(Data records)

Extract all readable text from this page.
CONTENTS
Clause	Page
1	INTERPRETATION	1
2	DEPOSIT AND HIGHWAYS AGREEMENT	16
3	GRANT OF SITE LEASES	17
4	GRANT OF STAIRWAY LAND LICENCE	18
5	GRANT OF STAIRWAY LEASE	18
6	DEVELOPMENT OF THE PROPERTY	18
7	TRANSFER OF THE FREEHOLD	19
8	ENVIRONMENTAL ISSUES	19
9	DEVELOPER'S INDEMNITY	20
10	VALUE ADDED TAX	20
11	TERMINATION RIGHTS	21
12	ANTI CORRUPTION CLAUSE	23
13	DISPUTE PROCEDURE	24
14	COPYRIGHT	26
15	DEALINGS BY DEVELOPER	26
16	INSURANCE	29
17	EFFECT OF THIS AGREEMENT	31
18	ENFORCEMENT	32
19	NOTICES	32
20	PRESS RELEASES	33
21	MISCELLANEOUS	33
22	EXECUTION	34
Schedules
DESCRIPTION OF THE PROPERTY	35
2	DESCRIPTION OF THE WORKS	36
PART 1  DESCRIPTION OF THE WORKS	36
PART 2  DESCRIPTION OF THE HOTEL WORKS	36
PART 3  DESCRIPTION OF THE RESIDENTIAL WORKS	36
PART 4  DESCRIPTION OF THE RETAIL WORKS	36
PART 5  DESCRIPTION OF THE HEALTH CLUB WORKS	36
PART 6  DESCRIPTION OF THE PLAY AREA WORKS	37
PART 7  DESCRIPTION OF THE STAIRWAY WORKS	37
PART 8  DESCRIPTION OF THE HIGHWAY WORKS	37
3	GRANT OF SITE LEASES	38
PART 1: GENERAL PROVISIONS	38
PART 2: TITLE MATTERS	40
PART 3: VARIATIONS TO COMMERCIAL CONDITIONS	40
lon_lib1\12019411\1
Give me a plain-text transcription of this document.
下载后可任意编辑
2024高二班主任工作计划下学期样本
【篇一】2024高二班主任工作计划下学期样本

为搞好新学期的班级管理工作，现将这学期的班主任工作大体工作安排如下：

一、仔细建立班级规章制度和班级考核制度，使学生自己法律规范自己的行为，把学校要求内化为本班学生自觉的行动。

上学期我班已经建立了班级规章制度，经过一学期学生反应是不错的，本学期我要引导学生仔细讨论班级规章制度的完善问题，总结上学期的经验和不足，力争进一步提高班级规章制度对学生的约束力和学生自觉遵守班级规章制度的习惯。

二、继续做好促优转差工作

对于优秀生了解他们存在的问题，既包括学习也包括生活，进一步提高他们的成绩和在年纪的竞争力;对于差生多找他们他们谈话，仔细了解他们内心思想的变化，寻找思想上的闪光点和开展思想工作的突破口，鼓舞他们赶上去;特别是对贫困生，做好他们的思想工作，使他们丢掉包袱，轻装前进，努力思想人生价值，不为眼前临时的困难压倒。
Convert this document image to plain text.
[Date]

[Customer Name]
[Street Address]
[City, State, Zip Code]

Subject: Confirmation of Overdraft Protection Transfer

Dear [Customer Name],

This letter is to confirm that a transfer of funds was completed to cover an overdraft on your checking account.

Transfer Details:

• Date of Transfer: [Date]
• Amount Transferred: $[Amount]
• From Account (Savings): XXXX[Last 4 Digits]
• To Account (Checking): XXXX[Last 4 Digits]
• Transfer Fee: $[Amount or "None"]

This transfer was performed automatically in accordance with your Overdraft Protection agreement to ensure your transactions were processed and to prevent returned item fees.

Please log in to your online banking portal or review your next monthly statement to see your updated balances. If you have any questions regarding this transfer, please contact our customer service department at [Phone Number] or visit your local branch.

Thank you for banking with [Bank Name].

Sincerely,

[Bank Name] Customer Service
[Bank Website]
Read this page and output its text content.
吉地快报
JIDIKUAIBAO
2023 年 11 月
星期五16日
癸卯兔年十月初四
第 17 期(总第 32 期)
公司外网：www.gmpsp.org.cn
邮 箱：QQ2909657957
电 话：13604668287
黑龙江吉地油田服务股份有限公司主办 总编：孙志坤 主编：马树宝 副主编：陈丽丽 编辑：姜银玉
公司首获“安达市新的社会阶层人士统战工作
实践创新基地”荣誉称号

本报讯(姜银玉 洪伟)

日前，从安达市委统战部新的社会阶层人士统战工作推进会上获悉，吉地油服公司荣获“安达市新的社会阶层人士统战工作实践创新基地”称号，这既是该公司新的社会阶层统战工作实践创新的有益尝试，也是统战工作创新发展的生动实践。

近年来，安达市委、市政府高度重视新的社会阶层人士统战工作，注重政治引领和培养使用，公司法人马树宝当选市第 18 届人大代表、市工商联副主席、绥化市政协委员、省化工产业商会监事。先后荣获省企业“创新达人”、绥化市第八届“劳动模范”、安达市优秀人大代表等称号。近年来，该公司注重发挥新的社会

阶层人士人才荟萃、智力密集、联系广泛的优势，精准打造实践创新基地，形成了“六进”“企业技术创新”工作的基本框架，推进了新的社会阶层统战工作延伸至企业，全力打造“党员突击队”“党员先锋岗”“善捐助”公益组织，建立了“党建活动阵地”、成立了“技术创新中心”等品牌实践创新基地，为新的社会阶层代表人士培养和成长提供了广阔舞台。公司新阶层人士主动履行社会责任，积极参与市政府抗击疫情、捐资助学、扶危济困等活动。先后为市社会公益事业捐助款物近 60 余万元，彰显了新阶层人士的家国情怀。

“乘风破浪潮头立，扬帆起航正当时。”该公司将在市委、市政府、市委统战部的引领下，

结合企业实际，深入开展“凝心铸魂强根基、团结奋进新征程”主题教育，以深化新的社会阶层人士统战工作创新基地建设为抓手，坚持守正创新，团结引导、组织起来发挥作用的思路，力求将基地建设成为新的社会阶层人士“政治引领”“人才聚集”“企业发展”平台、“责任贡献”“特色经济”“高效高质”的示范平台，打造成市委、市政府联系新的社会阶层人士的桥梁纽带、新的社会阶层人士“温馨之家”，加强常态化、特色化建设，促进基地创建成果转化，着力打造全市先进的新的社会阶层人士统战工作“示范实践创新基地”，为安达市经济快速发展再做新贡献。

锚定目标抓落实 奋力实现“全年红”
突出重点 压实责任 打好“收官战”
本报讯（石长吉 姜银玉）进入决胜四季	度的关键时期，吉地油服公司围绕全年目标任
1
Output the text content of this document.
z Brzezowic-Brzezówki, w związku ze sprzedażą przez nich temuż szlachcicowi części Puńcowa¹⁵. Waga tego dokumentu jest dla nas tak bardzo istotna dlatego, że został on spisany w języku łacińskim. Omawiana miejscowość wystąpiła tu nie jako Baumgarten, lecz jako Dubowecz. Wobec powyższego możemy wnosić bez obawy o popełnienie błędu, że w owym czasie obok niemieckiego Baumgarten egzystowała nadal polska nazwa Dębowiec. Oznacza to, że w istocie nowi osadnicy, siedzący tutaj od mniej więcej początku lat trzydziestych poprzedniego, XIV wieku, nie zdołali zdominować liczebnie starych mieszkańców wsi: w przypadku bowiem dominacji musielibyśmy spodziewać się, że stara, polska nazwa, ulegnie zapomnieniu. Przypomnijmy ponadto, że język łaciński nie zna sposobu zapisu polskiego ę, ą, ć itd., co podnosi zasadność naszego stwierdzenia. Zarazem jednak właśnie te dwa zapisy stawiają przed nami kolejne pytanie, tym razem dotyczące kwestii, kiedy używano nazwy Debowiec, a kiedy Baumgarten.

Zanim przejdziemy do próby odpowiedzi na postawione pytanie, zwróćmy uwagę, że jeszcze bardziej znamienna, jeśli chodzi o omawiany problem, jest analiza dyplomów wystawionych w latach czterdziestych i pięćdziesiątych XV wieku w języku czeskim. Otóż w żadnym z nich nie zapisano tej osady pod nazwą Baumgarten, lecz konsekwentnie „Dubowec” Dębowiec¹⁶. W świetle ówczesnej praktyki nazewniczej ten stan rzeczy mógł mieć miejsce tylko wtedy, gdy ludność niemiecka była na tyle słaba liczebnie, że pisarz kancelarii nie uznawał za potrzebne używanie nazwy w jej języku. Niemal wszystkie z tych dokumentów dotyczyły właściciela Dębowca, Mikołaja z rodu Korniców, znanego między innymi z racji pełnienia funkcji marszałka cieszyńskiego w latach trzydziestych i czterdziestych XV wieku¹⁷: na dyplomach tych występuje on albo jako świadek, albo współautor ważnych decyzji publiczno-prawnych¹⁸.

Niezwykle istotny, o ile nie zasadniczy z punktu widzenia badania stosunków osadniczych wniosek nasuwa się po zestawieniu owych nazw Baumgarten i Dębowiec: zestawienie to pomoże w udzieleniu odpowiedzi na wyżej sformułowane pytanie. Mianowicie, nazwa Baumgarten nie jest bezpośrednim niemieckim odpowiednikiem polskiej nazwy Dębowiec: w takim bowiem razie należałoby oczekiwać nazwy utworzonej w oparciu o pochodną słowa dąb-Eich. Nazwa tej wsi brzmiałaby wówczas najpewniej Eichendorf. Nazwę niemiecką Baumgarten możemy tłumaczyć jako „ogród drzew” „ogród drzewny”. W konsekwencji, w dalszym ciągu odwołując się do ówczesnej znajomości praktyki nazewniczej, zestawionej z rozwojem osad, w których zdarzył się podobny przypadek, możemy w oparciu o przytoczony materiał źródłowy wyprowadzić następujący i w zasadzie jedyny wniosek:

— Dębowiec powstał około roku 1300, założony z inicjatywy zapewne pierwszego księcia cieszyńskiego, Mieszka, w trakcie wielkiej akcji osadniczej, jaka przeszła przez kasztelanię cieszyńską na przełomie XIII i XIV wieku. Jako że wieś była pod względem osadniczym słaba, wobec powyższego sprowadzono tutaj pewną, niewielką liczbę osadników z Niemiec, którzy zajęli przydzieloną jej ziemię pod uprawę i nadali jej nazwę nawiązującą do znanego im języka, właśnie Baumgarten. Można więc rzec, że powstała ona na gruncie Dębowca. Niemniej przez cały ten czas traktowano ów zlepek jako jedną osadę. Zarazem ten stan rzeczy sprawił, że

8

Aim. Which lines hold the string "XXXX"? List them all.

Response to this task.
• From Account (Savings): XXXX[Last 4 Digits]
• To Account (Checking): XXXX[Last 4 Digits]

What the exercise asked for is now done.